* _EXERCISE INSTRUCTIONS_
Copy every entry word for word. Skip the pictures.

■ ■ ■

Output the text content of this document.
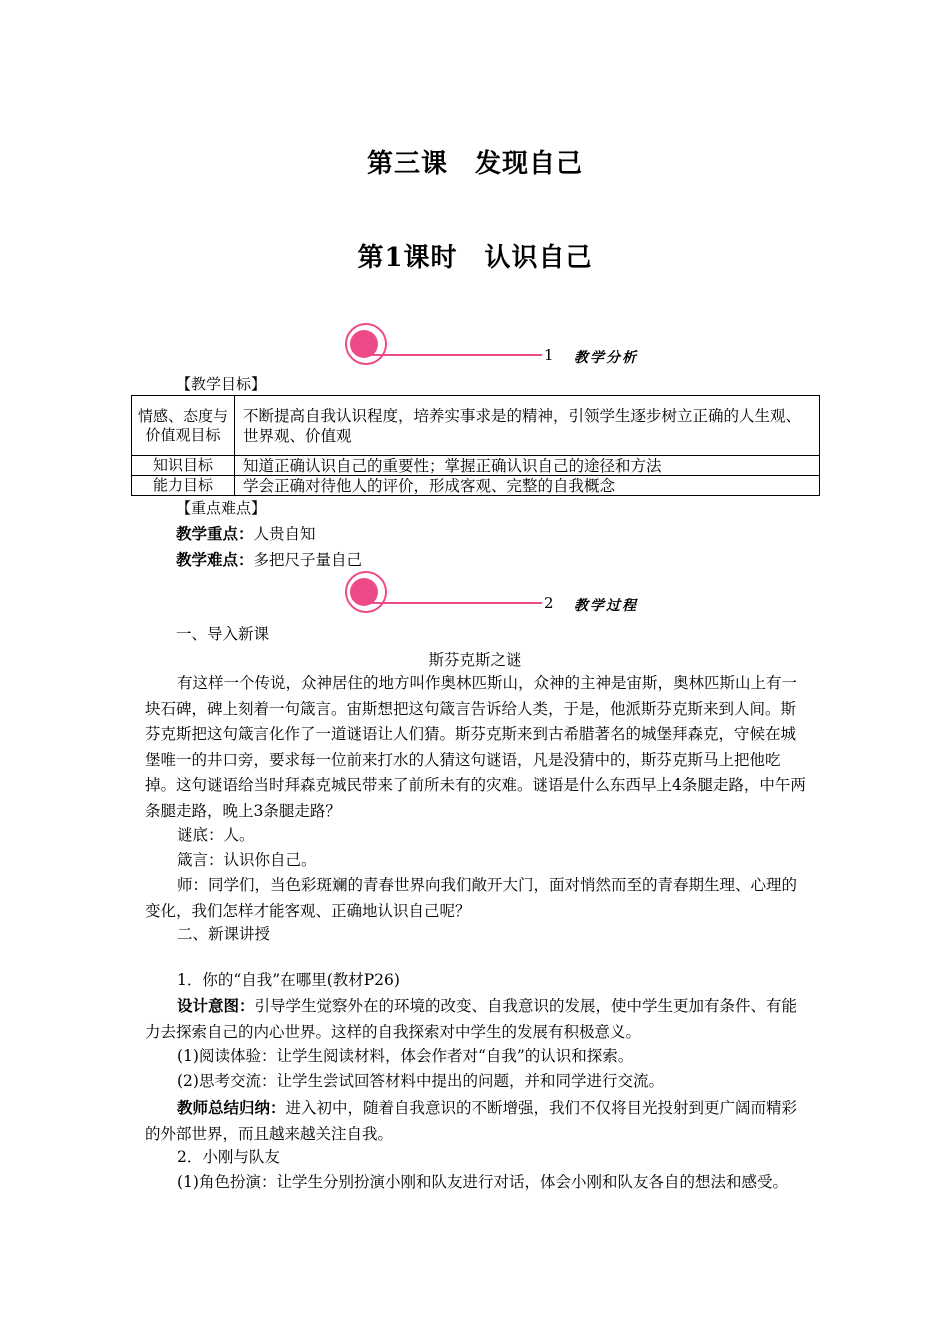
第三课　发现自己
第1课时　认识自己
1 教学分析
【教学目标】
情感、态度与价值观目标	不断提高自我认识程度，培养实事求是的精神，引领学生逐步树立正确的人生观、世界观、价值观
知识目标	知道正确认识自己的重要性；掌握正确认识自己的途径和方法
能力目标	学会正确对待他人的评价，形成客观、完整的自我概念
【重点难点】
教学重点：人贵自知
教学难点：多把尺子量自己
2 教学过程
一、导入新课
斯芬克斯之谜
有这样一个传说，众神居住的地方叫作奥林匹斯山，众神的主神是宙斯，奥林匹斯山上有一块石碑，碑上刻着一句箴言。宙斯想把这句箴言告诉给人类，于是，他派斯芬克斯来到人间。斯芬克斯把这句箴言化作了一道谜语让人们猜。斯芬克斯来到古希腊著名的城堡拜森克，守候在城堡唯一的井口旁，要求每一位前来打水的人猜这句谜语，凡是没猜中的，斯芬克斯马上把他吃掉。这句谜语给当时拜森克城民带来了前所未有的灾难。谜语是什么东西早上4条腿走路，中午两条腿走路，晚上3条腿走路？
谜底：人。
箴言：认识你自己。
师：同学们，当色彩斑斓的青春世界向我们敞开大门，面对悄然而至的青春期生理、心理的变化，我们怎样才能客观、正确地认识自己呢？
二、新课讲授
1．你的“自我”在哪里(教材P26)
设计意图：引导学生觉察外在的环境的改变、自我意识的发展，使中学生更加有条件、有能力去探索自己的内心世界。这样的自我探索对中学生的发展有积极意义。
(1)阅读体验：让学生阅读材料，体会作者对“自我”的认识和探索。
(2)思考交流：让学生尝试回答材料中提出的问题，并和同学进行交流。
教师总结归纳：进入初中，随着自我意识的不断增强，我们不仅将目光投射到更广阔而精彩的外部世界，而且越来越关注自我。
2．小刚与队友
(1)角色扮演：让学生分别扮演小刚和队友进行对话，体会小刚和队友各自的想法和感受。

■ ■ ■

* _CORRECT ANSWER_
Output the text content of this document.
第三课　发现自己
第1课时　认识自己
1 教学分析
【教学目标】
情感、态度与价值观目标	不断提高自我认识程度，培养实事求是的精神，引领学生逐步树立正确的人生观、世界观、价值观
知识目标	知道正确认识自己的重要性；掌握正确认识自己的途径和方法
能力目标	学会正确对待他人的评价，形成客观、完整的自我概念
【重点难点】
教学重点：人贵自知
教学难点：多把尺子量自己
2 教学过程
一、导入新课
斯芬克斯之谜
有这样一个传说，众神居住的地方叫作奥林匹斯山，众神的主神是宙斯，奥林匹斯山上有一块石碑，碑上刻着一句箴言。宙斯想把这句箴言告诉给人类，于是，他派斯芬克斯来到人间。斯芬克斯把这句箴言化作了一道谜语让人们猜。斯芬克斯来到古希腊著名的城堡拜森克，守候在城堡唯一的井口旁，要求每一位前来打水的人猜这句谜语，凡是没猜中的，斯芬克斯马上把他吃掉。这句谜语给当时拜森克城民带来了前所未有的灾难。谜语是什么东西早上4条腿走路，中午两条腿走路，晚上3条腿走路？
谜底：人。
箴言：认识你自己。
师：同学们，当色彩斑斓的青春世界向我们敞开大门，面对悄然而至的青春期生理、心理的变化，我们怎样才能客观、正确地认识自己呢？
二、新课讲授
1．你的“自我”在哪里(教材P26)
设计意图：引导学生觉察外在的环境的改变、自我意识的发展，使中学生更加有条件、有能力去探索自己的内心世界。这样的自我探索对中学生的发展有积极意义。
(1)阅读体验：让学生阅读材料，体会作者对“自我”的认识和探索。
(2)思考交流：让学生尝试回答材料中提出的问题，并和同学进行交流。
教师总结归纳：进入初中，随着自我意识的不断增强，我们不仅将目光投射到更广阔而精彩的外部世界，而且越来越关注自我。
2．小刚与队友
(1)角色扮演：让学生分别扮演小刚和队友进行对话，体会小刚和队友各自的想法和感受。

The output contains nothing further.